→ Material provided:
___

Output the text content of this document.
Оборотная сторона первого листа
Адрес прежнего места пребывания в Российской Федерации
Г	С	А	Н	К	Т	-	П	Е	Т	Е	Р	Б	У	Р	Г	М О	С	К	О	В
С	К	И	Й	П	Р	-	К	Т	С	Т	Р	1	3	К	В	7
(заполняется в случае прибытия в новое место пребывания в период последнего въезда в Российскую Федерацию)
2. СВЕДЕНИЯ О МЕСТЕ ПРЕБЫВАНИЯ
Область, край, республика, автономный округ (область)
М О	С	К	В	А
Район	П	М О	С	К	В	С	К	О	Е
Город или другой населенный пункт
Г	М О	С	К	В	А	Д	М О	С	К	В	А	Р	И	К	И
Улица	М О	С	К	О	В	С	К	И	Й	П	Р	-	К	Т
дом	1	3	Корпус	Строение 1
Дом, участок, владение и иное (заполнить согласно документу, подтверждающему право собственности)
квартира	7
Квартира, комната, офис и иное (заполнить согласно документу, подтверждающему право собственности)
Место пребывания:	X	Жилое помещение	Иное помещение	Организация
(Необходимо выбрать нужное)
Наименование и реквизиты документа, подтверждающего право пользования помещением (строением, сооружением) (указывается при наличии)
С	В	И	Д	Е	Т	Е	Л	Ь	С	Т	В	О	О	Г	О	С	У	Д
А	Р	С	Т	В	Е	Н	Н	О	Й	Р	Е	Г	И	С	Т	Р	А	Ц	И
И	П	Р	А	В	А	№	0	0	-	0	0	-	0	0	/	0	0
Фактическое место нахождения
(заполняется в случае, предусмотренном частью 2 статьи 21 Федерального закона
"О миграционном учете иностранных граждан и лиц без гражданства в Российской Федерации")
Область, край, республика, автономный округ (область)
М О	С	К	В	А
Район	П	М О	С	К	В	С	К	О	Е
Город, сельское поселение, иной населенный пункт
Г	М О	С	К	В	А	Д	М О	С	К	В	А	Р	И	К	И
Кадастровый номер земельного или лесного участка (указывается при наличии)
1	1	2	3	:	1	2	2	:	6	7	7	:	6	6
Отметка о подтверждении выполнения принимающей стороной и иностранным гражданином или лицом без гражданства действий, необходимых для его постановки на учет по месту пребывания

___

→ Work required: All records above must be set down exactly, please.

→ Task response:
Output the text content of this document.
Оборотная сторона первого листа
Адрес прежнего места пребывания в Российской Федерации
Г	С	А	Н	К	Т	-	П	Е	Т	Е	Р	Б	У	Р	Г	М О	С	К	О	В
С	К	И	Й	П	Р	-	К	Т	С	Т	Р	1	3	К	В	7
(заполняется в случае прибытия в новое место пребывания в период последнего въезда в Российскую Федерацию)
2. СВЕДЕНИЯ О МЕСТЕ ПРЕБЫВАНИЯ
Область, край, республика, автономный округ (область)
М О	С	К	В	А
Район	П	М О	С	К	В	С	К	О	Е
Город или другой населенный пункт
Г	М О	С	К	В	А	Д	М О	С	К	В	А	Р	И	К	И
Улица	М О	С	К	О	В	С	К	И	Й	П	Р	-	К	Т
дом	1	3	Корпус	Строение 1
Дом, участок, владение и иное (заполнить согласно документу, подтверждающему право собственности)
квартира	7
Квартира, комната, офис и иное (заполнить согласно документу, подтверждающему право собственности)
Место пребывания:	X	Жилое помещение	Иное помещение	Организация
(Необходимо выбрать нужное)
Наименование и реквизиты документа, подтверждающего право пользования помещением (строением, сооружением) (указывается при наличии)
С	В	И	Д	Е	Т	Е	Л	Ь	С	Т	В	О	О	Г	О	С	У	Д
А	Р	С	Т	В	Е	Н	Н	О	Й	Р	Е	Г	И	С	Т	Р	А	Ц	И
И	П	Р	А	В	А	№	0	0	-	0	0	-	0	0	/	0	0
Фактическое место нахождения
(заполняется в случае, предусмотренном частью 2 статьи 21 Федерального закона
"О миграционном учете иностранных граждан и лиц без гражданства в Российской Федерации")
Область, край, республика, автономный округ (область)
М О	С	К	В	А
Район	П	М О	С	К	В	С	К	О	Е
Город, сельское поселение, иной населенный пункт
Г	М О	С	К	В	А	Д	М О	С	К	В	А	Р	И	К	И
Кадастровый номер земельного или лесного участка (указывается при наличии)
1	1	2	3	:	1	2	2	:	6	7	7	:	6	6
Отметка о подтверждении выполнения принимающей стороной и иностранным гражданином или лицом без гражданства действий, необходимых для его постановки на учет по месту пребывания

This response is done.